Problem requirements:
Write the data out again in full, with no departure from the original.

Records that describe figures
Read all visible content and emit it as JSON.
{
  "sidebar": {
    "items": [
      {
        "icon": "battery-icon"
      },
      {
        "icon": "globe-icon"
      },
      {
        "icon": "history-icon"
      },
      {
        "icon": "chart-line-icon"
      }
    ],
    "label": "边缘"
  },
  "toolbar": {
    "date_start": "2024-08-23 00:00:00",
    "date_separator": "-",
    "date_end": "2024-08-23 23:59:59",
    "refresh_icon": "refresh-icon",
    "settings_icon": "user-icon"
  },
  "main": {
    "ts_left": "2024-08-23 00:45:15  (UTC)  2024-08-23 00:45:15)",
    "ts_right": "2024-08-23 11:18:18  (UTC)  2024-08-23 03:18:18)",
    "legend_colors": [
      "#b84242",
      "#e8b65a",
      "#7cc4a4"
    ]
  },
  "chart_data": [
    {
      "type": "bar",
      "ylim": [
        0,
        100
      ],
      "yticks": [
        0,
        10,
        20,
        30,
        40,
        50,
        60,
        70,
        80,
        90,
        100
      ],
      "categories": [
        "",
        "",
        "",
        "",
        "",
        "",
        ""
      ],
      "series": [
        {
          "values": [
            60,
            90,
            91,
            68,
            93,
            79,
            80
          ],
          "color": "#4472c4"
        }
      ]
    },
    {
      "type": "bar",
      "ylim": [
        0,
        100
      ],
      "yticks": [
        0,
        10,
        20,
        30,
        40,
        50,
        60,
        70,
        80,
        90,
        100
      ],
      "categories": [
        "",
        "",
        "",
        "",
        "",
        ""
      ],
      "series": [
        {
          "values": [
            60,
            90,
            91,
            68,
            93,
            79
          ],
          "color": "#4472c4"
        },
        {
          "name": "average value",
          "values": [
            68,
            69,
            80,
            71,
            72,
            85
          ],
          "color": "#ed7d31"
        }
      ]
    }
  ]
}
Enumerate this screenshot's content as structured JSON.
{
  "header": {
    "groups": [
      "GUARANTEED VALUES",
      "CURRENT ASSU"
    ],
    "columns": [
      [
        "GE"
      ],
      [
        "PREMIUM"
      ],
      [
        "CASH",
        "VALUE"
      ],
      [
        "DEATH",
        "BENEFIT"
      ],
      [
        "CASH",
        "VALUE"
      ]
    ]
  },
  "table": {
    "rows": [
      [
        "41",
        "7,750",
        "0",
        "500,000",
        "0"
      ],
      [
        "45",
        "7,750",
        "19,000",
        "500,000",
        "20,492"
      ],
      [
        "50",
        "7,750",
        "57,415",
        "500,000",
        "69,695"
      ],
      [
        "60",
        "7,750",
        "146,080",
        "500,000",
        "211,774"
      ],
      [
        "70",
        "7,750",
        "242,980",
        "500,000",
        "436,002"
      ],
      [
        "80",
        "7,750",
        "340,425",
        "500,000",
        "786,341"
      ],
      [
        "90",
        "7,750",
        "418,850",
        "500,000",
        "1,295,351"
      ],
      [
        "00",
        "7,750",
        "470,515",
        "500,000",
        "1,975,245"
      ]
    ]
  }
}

Exercise output:
Read all visible content and emit it as JSON.
{
  "sidebar": {
    "items": [
      {
        "icon": "battery-icon"
      },
      {
        "icon": "globe-icon"
      },
      {
        "icon": "history-icon"
      },
      {
        "icon": "chart-line-icon"
      }
    ],
    "label": "边缘"
  },
  "toolbar": {
    "date_start": "2024-08-23 00:00:00",
    "date_separator": "-",
    "date_end": "2024-08-23 23:59:59",
    "refresh_icon": "refresh-icon",
    "settings_icon": "user-icon"
  },
  "main": {
    "ts_left": "2024-08-23 00:45:15  (UTC)  2024-08-23 00:45:15)",
    "ts_right": "2024-08-23 11:18:18  (UTC)  2024-08-23 03:18:18)",
    "legend_colors": [
      "#b84242",
      "#e8b65a",
      "#7cc4a4"
    ]
  },
  "chart_data": [
    {
      "type": "bar",
      "ylim": [
        0,
        100
      ],
      "yticks": [
        0,
        10,
        20,
        30,
        40,
        50,
        60,
        70,
        80,
        90,
        100
      ],
      "categories": [
        "",
        "",
        "",
        "",
        "",
        "",
        ""
      ],
      "series": [
        {
          "values": [
            60,
            90,
            91,
            68,
            93,
            79,
            80
          ],
          "color": "#4472c4"
        }
      ]
    },
    {
      "type": "bar",
      "ylim": [
        0,
        100
      ],
      "yticks": [
        0,
        10,
        20,
        30,
        40,
        50,
        60,
        70,
        80,
        90,
        100
      ],
      "categories": [
        "",
        "",
        "",
        "",
        "",
        ""
      ],
      "series": [
        {
          "values": [
            60,
            90,
            91,
            68,
            93,
            79
          ],
          "color": "#4472c4"
        },
        {
          "name": "average value",
          "values": [
            68,
            69,
            80,
            71,
            72,
            85
          ],
          "color": "#ed7d31"
        }
      ]
    }
  ]
}
Enumerate this screenshot's content as structured JSON.
{
  "header": {
    "groups": [
      "GUARANTEED VALUES",
      "CURRENT ASSU"
    ],
    "columns": [
      [
        "GE"
      ],
      [
        "PREMIUM"
      ],
      [
        "CASH",
        "VALUE"
      ],
      [
        "DEATH",
        "BENEFIT"
      ],
      [
        "CASH",
        "VALUE"
      ]
    ]
  },
  "table": {
    "rows": [
      [
        "41",
        "7,750",
        "0",
        "500,000",
        "0"
      ],
      [
        "45",
        "7,750",
        "19,000",
        "500,000",
        "20,492"
      ],
      [
        "50",
        "7,750",
        "57,415",
        "500,000",
        "69,695"
      ],
      [
        "60",
        "7,750",
        "146,080",
        "500,000",
        "211,774"
      ],
      [
        "70",
        "7,750",
        "242,980",
        "500,000",
        "436,002"
      ],
      [
        "80",
        "7,750",
        "340,425",
        "500,000",
        "786,341"
      ],
      [
        "90",
        "7,750",
        "418,850",
        "500,000",
        "1,295,351"
      ],
      [
        "00",
        "7,750",
        "470,515",
        "500,000",
        "1,975,245"
      ]
    ]
  }
}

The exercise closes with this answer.